(Part of a data file)
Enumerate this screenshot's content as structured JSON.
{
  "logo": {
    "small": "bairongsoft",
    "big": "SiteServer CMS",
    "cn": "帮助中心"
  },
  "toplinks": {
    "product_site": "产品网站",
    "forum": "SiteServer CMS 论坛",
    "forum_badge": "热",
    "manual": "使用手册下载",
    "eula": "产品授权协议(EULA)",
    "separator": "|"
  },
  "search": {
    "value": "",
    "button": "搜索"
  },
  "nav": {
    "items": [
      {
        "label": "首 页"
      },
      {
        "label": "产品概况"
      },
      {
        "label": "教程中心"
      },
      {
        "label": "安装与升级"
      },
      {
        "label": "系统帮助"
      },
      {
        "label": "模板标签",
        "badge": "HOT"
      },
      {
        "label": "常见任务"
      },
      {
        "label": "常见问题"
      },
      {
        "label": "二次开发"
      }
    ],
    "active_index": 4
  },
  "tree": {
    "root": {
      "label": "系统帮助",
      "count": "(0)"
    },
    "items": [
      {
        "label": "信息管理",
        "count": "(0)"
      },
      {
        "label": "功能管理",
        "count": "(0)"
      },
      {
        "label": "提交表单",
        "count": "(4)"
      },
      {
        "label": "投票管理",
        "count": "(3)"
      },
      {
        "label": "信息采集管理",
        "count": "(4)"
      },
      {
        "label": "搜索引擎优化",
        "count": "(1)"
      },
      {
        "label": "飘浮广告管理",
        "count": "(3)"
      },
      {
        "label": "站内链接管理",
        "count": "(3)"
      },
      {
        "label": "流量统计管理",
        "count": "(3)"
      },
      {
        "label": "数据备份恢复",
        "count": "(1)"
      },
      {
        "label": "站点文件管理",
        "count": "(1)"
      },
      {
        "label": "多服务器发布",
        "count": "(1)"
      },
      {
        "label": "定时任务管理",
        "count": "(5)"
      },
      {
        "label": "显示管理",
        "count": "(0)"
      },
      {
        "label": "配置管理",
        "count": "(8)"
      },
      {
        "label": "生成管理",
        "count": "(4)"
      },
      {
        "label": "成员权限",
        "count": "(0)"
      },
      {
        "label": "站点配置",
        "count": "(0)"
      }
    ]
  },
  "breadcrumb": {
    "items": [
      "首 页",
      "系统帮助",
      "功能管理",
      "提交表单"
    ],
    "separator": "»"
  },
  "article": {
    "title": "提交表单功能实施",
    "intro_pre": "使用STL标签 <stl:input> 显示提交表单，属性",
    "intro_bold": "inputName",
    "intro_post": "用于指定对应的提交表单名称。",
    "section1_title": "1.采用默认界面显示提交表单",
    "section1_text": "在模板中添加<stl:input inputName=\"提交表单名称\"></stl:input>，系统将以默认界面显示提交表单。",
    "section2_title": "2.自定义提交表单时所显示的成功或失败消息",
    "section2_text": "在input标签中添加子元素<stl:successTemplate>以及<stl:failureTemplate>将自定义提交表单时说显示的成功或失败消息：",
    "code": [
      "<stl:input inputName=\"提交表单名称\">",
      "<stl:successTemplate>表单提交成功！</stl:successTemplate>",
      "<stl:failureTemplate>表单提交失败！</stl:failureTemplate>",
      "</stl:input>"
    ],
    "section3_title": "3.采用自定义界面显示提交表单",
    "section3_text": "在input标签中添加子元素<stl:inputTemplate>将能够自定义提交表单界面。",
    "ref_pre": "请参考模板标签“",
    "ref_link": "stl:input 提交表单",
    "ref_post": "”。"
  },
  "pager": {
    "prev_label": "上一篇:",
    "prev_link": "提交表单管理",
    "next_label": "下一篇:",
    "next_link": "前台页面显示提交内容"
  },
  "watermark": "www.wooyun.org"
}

* Direction
From the listing above, copy all lines holding the word "successTemplate".

* Correct answer
    "section2_text": "在input标签中添加子元素<stl:successTemplate>以及<stl:failureTemplate>将自定义提交表单时说显示的成功或失败消息：",
      "<stl:successTemplate>表单提交成功！</stl:successTemplate>",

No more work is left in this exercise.